# start of Data
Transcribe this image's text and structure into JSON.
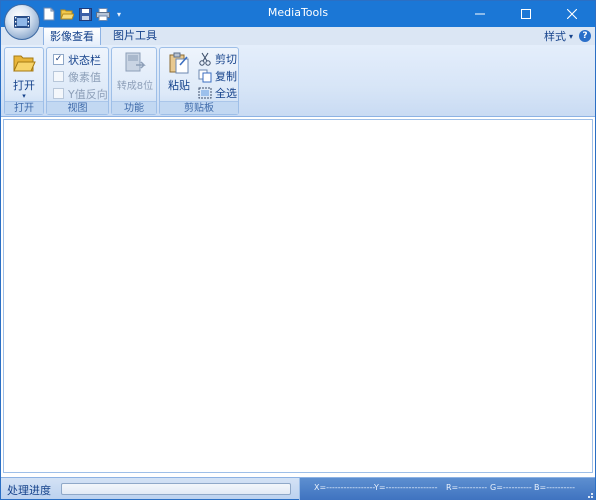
{
  "window": {
    "title": "MediaTools"
  },
  "quick_access": {
    "icons": [
      "new-file-icon",
      "open-folder-icon",
      "save-icon",
      "print-icon"
    ],
    "dropdown": "▾"
  },
  "window_controls": [
    "minimize-icon",
    "maximize-icon",
    "close-icon"
  ],
  "tabs": [
    {
      "label": "影像查看",
      "active": true
    },
    {
      "label": "图片工具",
      "active": false
    }
  ],
  "style_menu": {
    "label": "样式",
    "caret": "▾",
    "help": "?"
  },
  "ribbon": {
    "open_group": {
      "button_label": "打开",
      "caret": "▾",
      "group_label": "打开"
    },
    "view_group": {
      "checkboxes": [
        {
          "label": "状态栏",
          "checked": true,
          "enabled": true
        },
        {
          "label": "像素值",
          "checked": false,
          "enabled": false
        },
        {
          "label": "Y值反向",
          "checked": false,
          "enabled": false
        }
      ],
      "group_label": "视图"
    },
    "function_group": {
      "button_label": "转成8位",
      "enabled": false,
      "group_label": "功能"
    },
    "clipboard_group": {
      "paste_label": "粘贴",
      "cut_label": "剪切",
      "copy_label": "复制",
      "select_all_label": "全选",
      "group_label": "剪贴板"
    }
  },
  "statusbar": {
    "progress_label": "处理进度",
    "progress": 0,
    "x_readout": "X=-----------------",
    "y_readout": "Y=------------------",
    "r_readout": "R=----------",
    "g_readout": "G=----------",
    "b_readout": "B=----------"
  },
  "colors": {
    "titlebar": "#1b77d6",
    "ribbon_text": "#15428b",
    "progress_fill": "#4ea34e"
  }
}
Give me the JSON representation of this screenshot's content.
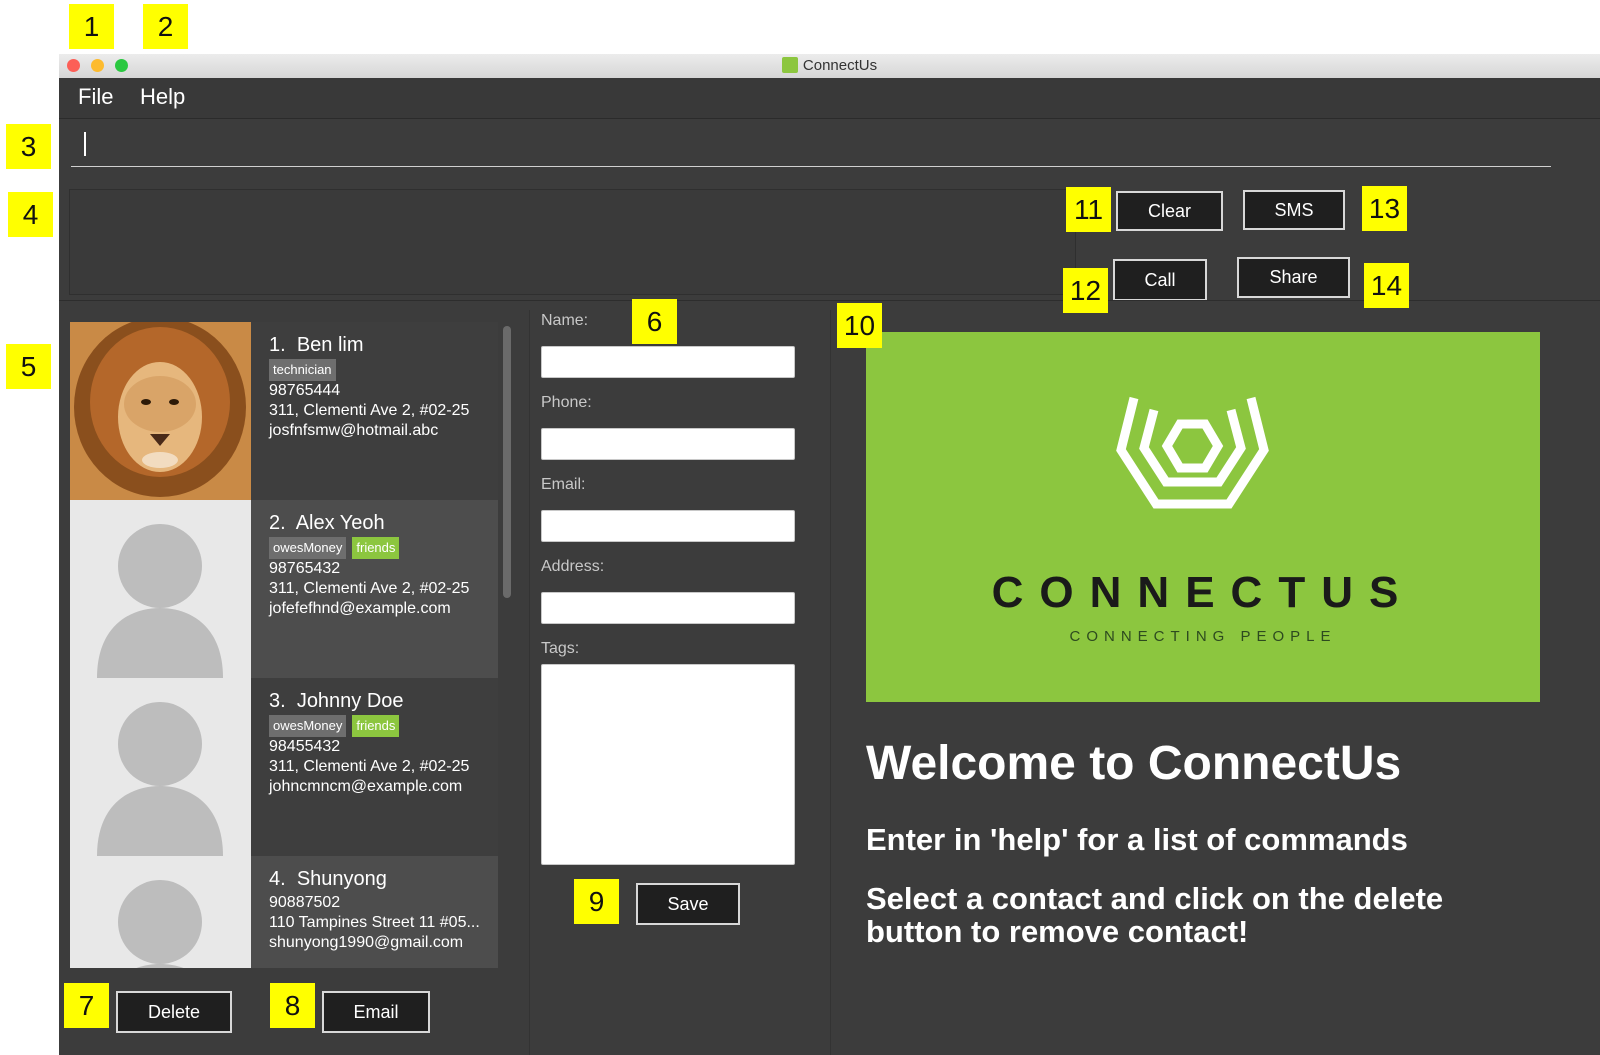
{
  "window": {
    "title": "ConnectUs"
  },
  "menu": {
    "file": "File",
    "help": "Help"
  },
  "command": {
    "value": ""
  },
  "buttons": {
    "clear": "Clear",
    "sms": "SMS",
    "call": "Call",
    "share": "Share",
    "delete": "Delete",
    "email": "Email",
    "save": "Save"
  },
  "contacts": [
    {
      "index": "1.",
      "name": "Ben lim",
      "tags": [
        "technician"
      ],
      "phone": "98765444",
      "address": "311, Clementi Ave 2, #02-25",
      "email": "josfnfsmw@hotmail.abc",
      "photo": "lion-photo"
    },
    {
      "index": "2.",
      "name": "Alex Yeoh",
      "tags": [
        "owesMoney",
        "friends"
      ],
      "phone": "98765432",
      "address": "311, Clementi Ave 2, #02-25",
      "email": "jofefefhnd@example.com",
      "photo": "default-avatar"
    },
    {
      "index": "3.",
      "name": "Johnny Doe",
      "tags": [
        "owesMoney",
        "friends"
      ],
      "phone": "98455432",
      "address": "311, Clementi Ave 2, #02-25",
      "email": "johncmncm@example.com",
      "photo": "default-avatar"
    },
    {
      "index": "4.",
      "name": "Shunyong",
      "tags": [],
      "phone": "90887502",
      "address": "110 Tampines Street 11 #05...",
      "email": "shunyong1990@gmail.com",
      "photo": "default-avatar"
    }
  ],
  "form": {
    "name_label": "Name:",
    "phone_label": "Phone:",
    "email_label": "Email:",
    "address_label": "Address:",
    "tags_label": "Tags:",
    "name_value": "",
    "phone_value": "",
    "email_value": "",
    "address_value": "",
    "tags_value": ""
  },
  "banner": {
    "brand": "CONNECTUS",
    "tagline": "CONNECTING PEOPLE"
  },
  "welcome": {
    "heading": "Welcome to ConnectUs",
    "line1": "Enter in 'help' for a list of commands",
    "line2": "Select a contact and click on the delete button to remove contact!"
  },
  "callouts": [
    "1",
    "2",
    "3",
    "4",
    "5",
    "6",
    "7",
    "8",
    "9",
    "10",
    "11",
    "12",
    "13",
    "14"
  ],
  "colors": {
    "window_bg": "#3c3c3c",
    "banner_green": "#8cc63f",
    "tag_gray": "#6e6e6e",
    "tag_green": "#8cc63f",
    "callout_yellow": "#ffff00"
  }
}
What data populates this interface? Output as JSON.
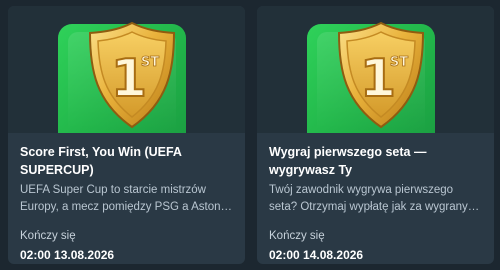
{
  "cards": [
    {
      "title": "Score First, You Win (UEFA SUPERCUP)",
      "description": "UEFA Super Cup to starcie mistrzów Europy, a mecz pomiędzy PSG a Aston…",
      "ends_label": "Kończy się",
      "ends_at": "02:00 13.08.2026",
      "badge_text": "1",
      "badge_suffix": "ST",
      "badge_icon": "gold-first-place-shield-icon"
    },
    {
      "title": "Wygraj pierwszego seta — wygrywasz Ty",
      "description": "Twój zawodnik wygrywa pierwszego seta? Otrzymaj wypłatę jak za wygrany…",
      "ends_label": "Kończy się",
      "ends_at": "02:00 14.08.2026",
      "badge_text": "1",
      "badge_suffix": "ST",
      "badge_icon": "gold-first-place-shield-icon"
    }
  ],
  "colors": {
    "page_bg": "#1c2730",
    "card_bg": "#2a3945",
    "tile_green": "#27c24f",
    "gold": "#f2c24a"
  }
}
# end of Data
__The problem__: Restate each entry word for word, please, but drop any images it holds.

__Reply to the task__:
Transcribe this image's text and structure into JSON.
{
  "window": {
    "title": "MediaTools"
  },
  "quick_access": {
    "icons": [
      "new-file-icon",
      "open-folder-icon",
      "save-icon",
      "print-icon"
    ],
    "dropdown": "▾"
  },
  "window_controls": [
    "minimize-icon",
    "maximize-icon",
    "close-icon"
  ],
  "tabs": [
    {
      "label": "影像查看",
      "active": true
    },
    {
      "label": "图片工具",
      "active": false
    }
  ],
  "style_menu": {
    "label": "样式",
    "caret": "▾",
    "help": "?"
  },
  "ribbon": {
    "open_group": {
      "button_label": "打开",
      "caret": "▾",
      "group_label": "打开"
    },
    "view_group": {
      "checkboxes": [
        {
          "label": "状态栏",
          "checked": true,
          "enabled": true
        },
        {
          "label": "像素值",
          "checked": false,
          "enabled": false
        },
        {
          "label": "Y值反向",
          "checked": false,
          "enabled": false
        }
      ],
      "group_label": "视图"
    },
    "function_group": {
      "button_label": "转成8位",
      "enabled": false,
      "group_label": "功能"
    },
    "clipboard_group": {
      "paste_label": "粘贴",
      "cut_label": "剪切",
      "copy_label": "复制",
      "select_all_label": "全选",
      "group_label": "剪贴板"
    }
  },
  "statusbar": {
    "progress_label": "处理进度",
    "progress": 0,
    "x_readout": "X=-----------------",
    "y_readout": "Y=------------------",
    "r_readout": "R=----------",
    "g_readout": "G=----------",
    "b_readout": "B=----------"
  },
  "colors": {
    "titlebar": "#1b77d6",
    "ribbon_text": "#15428b",
    "progress_fill": "#4ea34e"
  }
}
Give me the JSON representation of this screenshot's content.
{
  "window": {
    "title": "ConnectUs"
  },
  "menu": {
    "file": "File",
    "help": "Help"
  },
  "command": {
    "value": ""
  },
  "buttons": {
    "clear": "Clear",
    "sms": "SMS",
    "call": "Call",
    "share": "Share",
    "delete": "Delete",
    "email": "Email",
    "save": "Save"
  },
  "contacts": [
    {
      "index": "1.",
      "name": "Ben lim",
      "tags": [
        "technician"
      ],
      "phone": "98765444",
      "address": "311, Clementi Ave 2, #02-25",
      "email": "josfnfsmw@hotmail.abc",
      "photo": "lion-photo"
    },
    {
      "index": "2.",
      "name": "Alex Yeoh",
      "tags": [
        "owesMoney",
        "friends"
      ],
      "phone": "98765432",
      "address": "311, Clementi Ave 2, #02-25",
      "email": "jofefefhnd@example.com",
      "photo": "default-avatar"
    },
    {
      "index": "3.",
      "name": "Johnny Doe",
      "tags": [
        "owesMoney",
        "friends"
      ],
      "phone": "98455432",
      "address": "311, Clementi Ave 2, #02-25",
      "email": "johncmncm@example.com",
      "photo": "default-avatar"
    },
    {
      "index": "4.",
      "name": "Shunyong",
      "tags": [],
      "phone": "90887502",
      "address": "110 Tampines Street 11 #05...",
      "email": "shunyong1990@gmail.com",
      "photo": "default-avatar"
    }
  ],
  "form": {
    "name_label": "Name:",
    "phone_label": "Phone:",
    "email_label": "Email:",
    "address_label": "Address:",
    "tags_label": "Tags:",
    "name_value": "",
    "phone_value": "",
    "email_value": "",
    "address_value": "",
    "tags_value": ""
  },
  "banner": {
    "brand": "CONNECTUS",
    "tagline": "CONNECTING PEOPLE"
  },
  "welcome": {
    "heading": "Welcome to ConnectUs",
    "line1": "Enter in 'help' for a list of commands",
    "line2": "Select a contact and click on the delete button to remove contact!"
  },
  "callouts": [
    "1",
    "2",
    "3",
    "4",
    "5",
    "6",
    "7",
    "8",
    "9",
    "10",
    "11",
    "12",
    "13",
    "14"
  ],
  "colors": {
    "window_bg": "#3c3c3c",
    "banner_green": "#8cc63f",
    "tag_gray": "#6e6e6e",
    "tag_green": "#8cc63f",
    "callout_yellow": "#ffff00"
  }
}
What data populates this interface? Output as JSON.
{
  "cards": [
    {
      "title": "Score First, You Win (UEFA SUPERCUP)",
      "description": "UEFA Super Cup to starcie mistrzów Europy, a mecz pomiędzy PSG a Aston…",
      "ends_label": "Kończy się",
      "ends_at": "02:00 13.08.2026",
      "badge_text": "1",
      "badge_suffix": "ST",
      "badge_icon": "gold-first-place-shield-icon"
    },
    {
      "title": "Wygraj pierwszego seta — wygrywasz Ty",
      "description": "Twój zawodnik wygrywa pierwszego seta? Otrzymaj wypłatę jak za wygrany…",
      "ends_label": "Kończy się",
      "ends_at": "02:00 14.08.2026",
      "badge_text": "1",
      "badge_suffix": "ST",
      "badge_icon": "gold-first-place-shield-icon"
    }
  ],
  "colors": {
    "page_bg": "#1c2730",
    "card_bg": "#2a3945",
    "tile_green": "#27c24f",
    "gold": "#f2c24a"
  }
}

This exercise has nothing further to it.